** START OF Dataset extract **

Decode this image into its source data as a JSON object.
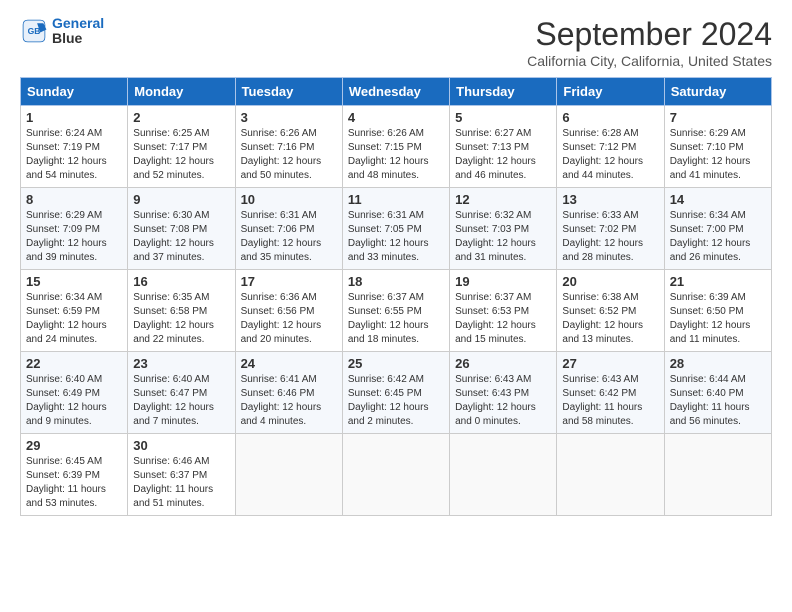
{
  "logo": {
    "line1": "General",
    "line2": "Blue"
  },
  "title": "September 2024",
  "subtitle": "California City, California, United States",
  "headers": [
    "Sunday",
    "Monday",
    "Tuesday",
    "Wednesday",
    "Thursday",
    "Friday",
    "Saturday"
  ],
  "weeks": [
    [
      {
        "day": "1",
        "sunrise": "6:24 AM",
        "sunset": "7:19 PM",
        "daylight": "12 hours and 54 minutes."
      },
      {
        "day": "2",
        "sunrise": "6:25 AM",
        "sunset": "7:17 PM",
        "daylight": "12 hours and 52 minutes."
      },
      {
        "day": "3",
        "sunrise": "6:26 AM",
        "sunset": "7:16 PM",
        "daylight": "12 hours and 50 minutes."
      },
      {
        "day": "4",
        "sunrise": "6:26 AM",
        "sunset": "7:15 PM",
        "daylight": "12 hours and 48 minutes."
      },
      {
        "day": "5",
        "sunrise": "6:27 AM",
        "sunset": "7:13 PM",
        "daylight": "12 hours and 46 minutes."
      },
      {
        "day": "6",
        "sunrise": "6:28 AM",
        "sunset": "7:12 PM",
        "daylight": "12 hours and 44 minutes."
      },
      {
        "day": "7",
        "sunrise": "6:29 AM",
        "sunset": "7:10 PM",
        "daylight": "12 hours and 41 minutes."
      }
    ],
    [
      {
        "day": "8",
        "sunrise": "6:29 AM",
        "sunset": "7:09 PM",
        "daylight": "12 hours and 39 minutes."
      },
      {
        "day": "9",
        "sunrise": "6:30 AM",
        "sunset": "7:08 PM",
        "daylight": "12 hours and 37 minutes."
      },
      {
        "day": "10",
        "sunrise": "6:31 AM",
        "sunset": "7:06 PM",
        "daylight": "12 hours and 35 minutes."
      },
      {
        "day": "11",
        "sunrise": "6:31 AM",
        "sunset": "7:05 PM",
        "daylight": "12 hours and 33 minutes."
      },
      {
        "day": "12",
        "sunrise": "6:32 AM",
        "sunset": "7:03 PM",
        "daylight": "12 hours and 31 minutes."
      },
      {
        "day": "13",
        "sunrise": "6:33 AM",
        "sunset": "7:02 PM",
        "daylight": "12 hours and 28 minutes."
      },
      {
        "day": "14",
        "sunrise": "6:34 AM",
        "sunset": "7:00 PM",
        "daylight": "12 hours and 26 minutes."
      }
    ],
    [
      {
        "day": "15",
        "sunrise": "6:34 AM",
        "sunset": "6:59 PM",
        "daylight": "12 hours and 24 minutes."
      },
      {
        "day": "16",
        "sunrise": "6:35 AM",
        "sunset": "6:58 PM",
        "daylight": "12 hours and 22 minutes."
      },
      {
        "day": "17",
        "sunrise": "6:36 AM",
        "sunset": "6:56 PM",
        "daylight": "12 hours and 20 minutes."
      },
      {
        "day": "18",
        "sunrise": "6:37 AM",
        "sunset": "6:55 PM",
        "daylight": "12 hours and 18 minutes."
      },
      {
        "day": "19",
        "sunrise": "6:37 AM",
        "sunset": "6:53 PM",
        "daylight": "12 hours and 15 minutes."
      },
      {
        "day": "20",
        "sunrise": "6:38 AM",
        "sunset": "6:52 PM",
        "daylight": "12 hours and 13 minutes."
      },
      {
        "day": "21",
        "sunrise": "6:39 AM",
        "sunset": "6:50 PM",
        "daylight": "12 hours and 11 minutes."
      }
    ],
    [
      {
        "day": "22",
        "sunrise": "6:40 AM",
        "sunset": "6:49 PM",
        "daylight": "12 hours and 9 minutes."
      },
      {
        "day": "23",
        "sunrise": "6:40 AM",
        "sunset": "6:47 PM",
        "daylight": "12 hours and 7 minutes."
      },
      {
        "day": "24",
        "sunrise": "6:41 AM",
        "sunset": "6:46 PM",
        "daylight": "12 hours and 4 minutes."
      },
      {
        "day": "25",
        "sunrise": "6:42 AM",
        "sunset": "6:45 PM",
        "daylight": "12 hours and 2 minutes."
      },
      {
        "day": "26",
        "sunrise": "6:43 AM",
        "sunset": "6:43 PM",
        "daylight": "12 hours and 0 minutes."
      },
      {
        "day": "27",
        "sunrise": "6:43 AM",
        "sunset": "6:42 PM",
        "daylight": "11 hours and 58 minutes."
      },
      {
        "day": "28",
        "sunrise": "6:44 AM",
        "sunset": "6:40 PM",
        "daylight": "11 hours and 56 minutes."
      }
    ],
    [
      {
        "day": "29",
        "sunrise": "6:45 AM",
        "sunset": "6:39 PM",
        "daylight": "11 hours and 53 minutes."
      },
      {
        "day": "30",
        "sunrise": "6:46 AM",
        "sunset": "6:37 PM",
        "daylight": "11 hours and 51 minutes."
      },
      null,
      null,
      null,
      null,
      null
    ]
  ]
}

** END OF Dataset extract **

Output the data above without changes, apart from leaving out the pictures.

Decode this image into its source data as a JSON object.
{
  "logo": {
    "line1": "General",
    "line2": "Blue"
  },
  "title": "September 2024",
  "subtitle": "California City, California, United States",
  "headers": [
    "Sunday",
    "Monday",
    "Tuesday",
    "Wednesday",
    "Thursday",
    "Friday",
    "Saturday"
  ],
  "weeks": [
    [
      {
        "day": "1",
        "sunrise": "6:24 AM",
        "sunset": "7:19 PM",
        "daylight": "12 hours and 54 minutes."
      },
      {
        "day": "2",
        "sunrise": "6:25 AM",
        "sunset": "7:17 PM",
        "daylight": "12 hours and 52 minutes."
      },
      {
        "day": "3",
        "sunrise": "6:26 AM",
        "sunset": "7:16 PM",
        "daylight": "12 hours and 50 minutes."
      },
      {
        "day": "4",
        "sunrise": "6:26 AM",
        "sunset": "7:15 PM",
        "daylight": "12 hours and 48 minutes."
      },
      {
        "day": "5",
        "sunrise": "6:27 AM",
        "sunset": "7:13 PM",
        "daylight": "12 hours and 46 minutes."
      },
      {
        "day": "6",
        "sunrise": "6:28 AM",
        "sunset": "7:12 PM",
        "daylight": "12 hours and 44 minutes."
      },
      {
        "day": "7",
        "sunrise": "6:29 AM",
        "sunset": "7:10 PM",
        "daylight": "12 hours and 41 minutes."
      }
    ],
    [
      {
        "day": "8",
        "sunrise": "6:29 AM",
        "sunset": "7:09 PM",
        "daylight": "12 hours and 39 minutes."
      },
      {
        "day": "9",
        "sunrise": "6:30 AM",
        "sunset": "7:08 PM",
        "daylight": "12 hours and 37 minutes."
      },
      {
        "day": "10",
        "sunrise": "6:31 AM",
        "sunset": "7:06 PM",
        "daylight": "12 hours and 35 minutes."
      },
      {
        "day": "11",
        "sunrise": "6:31 AM",
        "sunset": "7:05 PM",
        "daylight": "12 hours and 33 minutes."
      },
      {
        "day": "12",
        "sunrise": "6:32 AM",
        "sunset": "7:03 PM",
        "daylight": "12 hours and 31 minutes."
      },
      {
        "day": "13",
        "sunrise": "6:33 AM",
        "sunset": "7:02 PM",
        "daylight": "12 hours and 28 minutes."
      },
      {
        "day": "14",
        "sunrise": "6:34 AM",
        "sunset": "7:00 PM",
        "daylight": "12 hours and 26 minutes."
      }
    ],
    [
      {
        "day": "15",
        "sunrise": "6:34 AM",
        "sunset": "6:59 PM",
        "daylight": "12 hours and 24 minutes."
      },
      {
        "day": "16",
        "sunrise": "6:35 AM",
        "sunset": "6:58 PM",
        "daylight": "12 hours and 22 minutes."
      },
      {
        "day": "17",
        "sunrise": "6:36 AM",
        "sunset": "6:56 PM",
        "daylight": "12 hours and 20 minutes."
      },
      {
        "day": "18",
        "sunrise": "6:37 AM",
        "sunset": "6:55 PM",
        "daylight": "12 hours and 18 minutes."
      },
      {
        "day": "19",
        "sunrise": "6:37 AM",
        "sunset": "6:53 PM",
        "daylight": "12 hours and 15 minutes."
      },
      {
        "day": "20",
        "sunrise": "6:38 AM",
        "sunset": "6:52 PM",
        "daylight": "12 hours and 13 minutes."
      },
      {
        "day": "21",
        "sunrise": "6:39 AM",
        "sunset": "6:50 PM",
        "daylight": "12 hours and 11 minutes."
      }
    ],
    [
      {
        "day": "22",
        "sunrise": "6:40 AM",
        "sunset": "6:49 PM",
        "daylight": "12 hours and 9 minutes."
      },
      {
        "day": "23",
        "sunrise": "6:40 AM",
        "sunset": "6:47 PM",
        "daylight": "12 hours and 7 minutes."
      },
      {
        "day": "24",
        "sunrise": "6:41 AM",
        "sunset": "6:46 PM",
        "daylight": "12 hours and 4 minutes."
      },
      {
        "day": "25",
        "sunrise": "6:42 AM",
        "sunset": "6:45 PM",
        "daylight": "12 hours and 2 minutes."
      },
      {
        "day": "26",
        "sunrise": "6:43 AM",
        "sunset": "6:43 PM",
        "daylight": "12 hours and 0 minutes."
      },
      {
        "day": "27",
        "sunrise": "6:43 AM",
        "sunset": "6:42 PM",
        "daylight": "11 hours and 58 minutes."
      },
      {
        "day": "28",
        "sunrise": "6:44 AM",
        "sunset": "6:40 PM",
        "daylight": "11 hours and 56 minutes."
      }
    ],
    [
      {
        "day": "29",
        "sunrise": "6:45 AM",
        "sunset": "6:39 PM",
        "daylight": "11 hours and 53 minutes."
      },
      {
        "day": "30",
        "sunrise": "6:46 AM",
        "sunset": "6:37 PM",
        "daylight": "11 hours and 51 minutes."
      },
      null,
      null,
      null,
      null,
      null
    ]
  ]
}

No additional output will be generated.